══ Task data
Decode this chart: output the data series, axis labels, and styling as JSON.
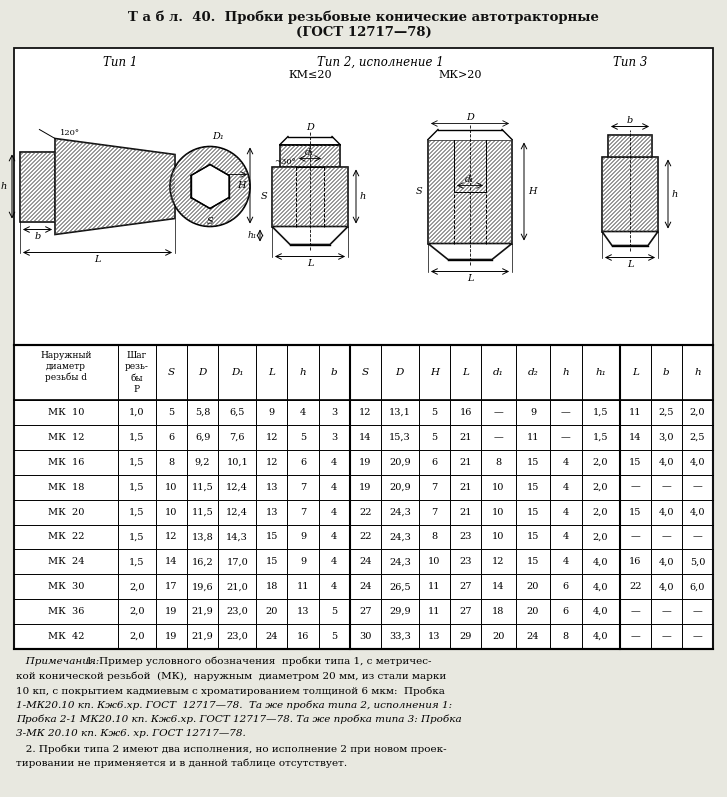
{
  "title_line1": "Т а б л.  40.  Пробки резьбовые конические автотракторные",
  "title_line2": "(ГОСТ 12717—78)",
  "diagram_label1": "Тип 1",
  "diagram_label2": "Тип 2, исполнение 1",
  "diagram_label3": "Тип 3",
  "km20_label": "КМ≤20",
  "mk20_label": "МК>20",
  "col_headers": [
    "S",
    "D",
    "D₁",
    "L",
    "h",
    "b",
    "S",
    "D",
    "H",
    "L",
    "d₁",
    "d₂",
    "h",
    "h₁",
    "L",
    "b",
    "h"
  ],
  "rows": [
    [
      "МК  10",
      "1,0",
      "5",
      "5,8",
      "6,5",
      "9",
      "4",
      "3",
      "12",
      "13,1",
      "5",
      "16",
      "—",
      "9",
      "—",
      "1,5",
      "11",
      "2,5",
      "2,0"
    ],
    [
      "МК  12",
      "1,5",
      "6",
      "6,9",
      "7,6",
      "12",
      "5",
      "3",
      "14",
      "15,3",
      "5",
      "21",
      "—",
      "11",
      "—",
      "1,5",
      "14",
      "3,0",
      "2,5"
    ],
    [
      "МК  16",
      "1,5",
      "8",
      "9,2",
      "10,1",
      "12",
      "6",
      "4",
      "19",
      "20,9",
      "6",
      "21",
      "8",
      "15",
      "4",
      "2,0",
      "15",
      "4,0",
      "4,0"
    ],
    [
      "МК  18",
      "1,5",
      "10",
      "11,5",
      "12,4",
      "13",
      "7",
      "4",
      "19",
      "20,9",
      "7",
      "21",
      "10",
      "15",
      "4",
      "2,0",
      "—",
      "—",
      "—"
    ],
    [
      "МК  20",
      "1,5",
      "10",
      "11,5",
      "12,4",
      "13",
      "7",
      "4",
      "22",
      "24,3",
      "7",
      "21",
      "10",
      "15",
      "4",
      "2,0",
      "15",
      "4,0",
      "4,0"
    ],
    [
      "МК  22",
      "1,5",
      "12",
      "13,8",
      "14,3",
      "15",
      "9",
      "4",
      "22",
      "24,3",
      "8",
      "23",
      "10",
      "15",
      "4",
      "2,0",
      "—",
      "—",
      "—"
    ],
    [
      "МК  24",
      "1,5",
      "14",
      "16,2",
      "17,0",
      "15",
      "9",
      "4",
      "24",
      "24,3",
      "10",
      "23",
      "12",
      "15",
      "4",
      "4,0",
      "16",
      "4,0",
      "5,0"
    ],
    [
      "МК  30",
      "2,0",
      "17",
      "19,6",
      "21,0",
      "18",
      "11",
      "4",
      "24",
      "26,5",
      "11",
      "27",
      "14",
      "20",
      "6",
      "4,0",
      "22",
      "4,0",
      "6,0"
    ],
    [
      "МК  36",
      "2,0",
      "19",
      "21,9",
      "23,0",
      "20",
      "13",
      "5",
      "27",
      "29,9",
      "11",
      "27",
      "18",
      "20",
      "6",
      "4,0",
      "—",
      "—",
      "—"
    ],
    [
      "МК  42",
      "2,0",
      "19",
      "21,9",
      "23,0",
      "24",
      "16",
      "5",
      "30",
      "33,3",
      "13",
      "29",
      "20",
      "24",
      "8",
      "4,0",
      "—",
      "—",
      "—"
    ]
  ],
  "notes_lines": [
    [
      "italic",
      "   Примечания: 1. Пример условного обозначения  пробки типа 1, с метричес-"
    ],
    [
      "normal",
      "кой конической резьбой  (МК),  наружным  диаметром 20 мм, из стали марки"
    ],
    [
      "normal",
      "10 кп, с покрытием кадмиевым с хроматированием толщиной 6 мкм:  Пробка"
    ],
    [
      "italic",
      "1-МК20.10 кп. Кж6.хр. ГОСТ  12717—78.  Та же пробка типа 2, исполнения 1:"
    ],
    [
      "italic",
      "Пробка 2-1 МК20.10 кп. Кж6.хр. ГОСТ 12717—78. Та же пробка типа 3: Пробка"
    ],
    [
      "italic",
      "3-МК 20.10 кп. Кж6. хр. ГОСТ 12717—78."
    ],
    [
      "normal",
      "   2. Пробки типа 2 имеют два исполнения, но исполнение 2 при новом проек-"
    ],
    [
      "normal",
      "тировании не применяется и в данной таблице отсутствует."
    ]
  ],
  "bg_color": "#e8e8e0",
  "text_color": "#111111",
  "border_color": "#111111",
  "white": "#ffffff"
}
════
Required work:
Copy the material above in full and exactly, skipping pictures.

Response for this exercise:
Decode this chart: output the data series, axis labels, and styling as JSON.
{
  "title_line1": "Т а б л.  40.  Пробки резьбовые конические автотракторные",
  "title_line2": "(ГОСТ 12717—78)",
  "diagram_label1": "Тип 1",
  "diagram_label2": "Тип 2, исполнение 1",
  "diagram_label3": "Тип 3",
  "km20_label": "КМ≤20",
  "mk20_label": "МК>20",
  "col_headers": [
    "S",
    "D",
    "D₁",
    "L",
    "h",
    "b",
    "S",
    "D",
    "H",
    "L",
    "d₁",
    "d₂",
    "h",
    "h₁",
    "L",
    "b",
    "h"
  ],
  "rows": [
    [
      "МК  10",
      "1,0",
      "5",
      "5,8",
      "6,5",
      "9",
      "4",
      "3",
      "12",
      "13,1",
      "5",
      "16",
      "—",
      "9",
      "—",
      "1,5",
      "11",
      "2,5",
      "2,0"
    ],
    [
      "МК  12",
      "1,5",
      "6",
      "6,9",
      "7,6",
      "12",
      "5",
      "3",
      "14",
      "15,3",
      "5",
      "21",
      "—",
      "11",
      "—",
      "1,5",
      "14",
      "3,0",
      "2,5"
    ],
    [
      "МК  16",
      "1,5",
      "8",
      "9,2",
      "10,1",
      "12",
      "6",
      "4",
      "19",
      "20,9",
      "6",
      "21",
      "8",
      "15",
      "4",
      "2,0",
      "15",
      "4,0",
      "4,0"
    ],
    [
      "МК  18",
      "1,5",
      "10",
      "11,5",
      "12,4",
      "13",
      "7",
      "4",
      "19",
      "20,9",
      "7",
      "21",
      "10",
      "15",
      "4",
      "2,0",
      "—",
      "—",
      "—"
    ],
    [
      "МК  20",
      "1,5",
      "10",
      "11,5",
      "12,4",
      "13",
      "7",
      "4",
      "22",
      "24,3",
      "7",
      "21",
      "10",
      "15",
      "4",
      "2,0",
      "15",
      "4,0",
      "4,0"
    ],
    [
      "МК  22",
      "1,5",
      "12",
      "13,8",
      "14,3",
      "15",
      "9",
      "4",
      "22",
      "24,3",
      "8",
      "23",
      "10",
      "15",
      "4",
      "2,0",
      "—",
      "—",
      "—"
    ],
    [
      "МК  24",
      "1,5",
      "14",
      "16,2",
      "17,0",
      "15",
      "9",
      "4",
      "24",
      "24,3",
      "10",
      "23",
      "12",
      "15",
      "4",
      "4,0",
      "16",
      "4,0",
      "5,0"
    ],
    [
      "МК  30",
      "2,0",
      "17",
      "19,6",
      "21,0",
      "18",
      "11",
      "4",
      "24",
      "26,5",
      "11",
      "27",
      "14",
      "20",
      "6",
      "4,0",
      "22",
      "4,0",
      "6,0"
    ],
    [
      "МК  36",
      "2,0",
      "19",
      "21,9",
      "23,0",
      "20",
      "13",
      "5",
      "27",
      "29,9",
      "11",
      "27",
      "18",
      "20",
      "6",
      "4,0",
      "—",
      "—",
      "—"
    ],
    [
      "МК  42",
      "2,0",
      "19",
      "21,9",
      "23,0",
      "24",
      "16",
      "5",
      "30",
      "33,3",
      "13",
      "29",
      "20",
      "24",
      "8",
      "4,0",
      "—",
      "—",
      "—"
    ]
  ],
  "notes_lines": [
    [
      "italic",
      "   Примечания: 1. Пример условного обозначения  пробки типа 1, с метричес-"
    ],
    [
      "normal",
      "кой конической резьбой  (МК),  наружным  диаметром 20 мм, из стали марки"
    ],
    [
      "normal",
      "10 кп, с покрытием кадмиевым с хроматированием толщиной 6 мкм:  Пробка"
    ],
    [
      "italic",
      "1-МК20.10 кп. Кж6.хр. ГОСТ  12717—78.  Та же пробка типа 2, исполнения 1:"
    ],
    [
      "italic",
      "Пробка 2-1 МК20.10 кп. Кж6.хр. ГОСТ 12717—78. Та же пробка типа 3: Пробка"
    ],
    [
      "italic",
      "3-МК 20.10 кп. Кж6. хр. ГОСТ 12717—78."
    ],
    [
      "normal",
      "   2. Пробки типа 2 имеют два исполнения, но исполнение 2 при новом проек-"
    ],
    [
      "normal",
      "тировании не применяется и в данной таблице отсутствует."
    ]
  ],
  "bg_color": "#e8e8e0",
  "text_color": "#111111",
  "border_color": "#111111",
  "white": "#ffffff"
}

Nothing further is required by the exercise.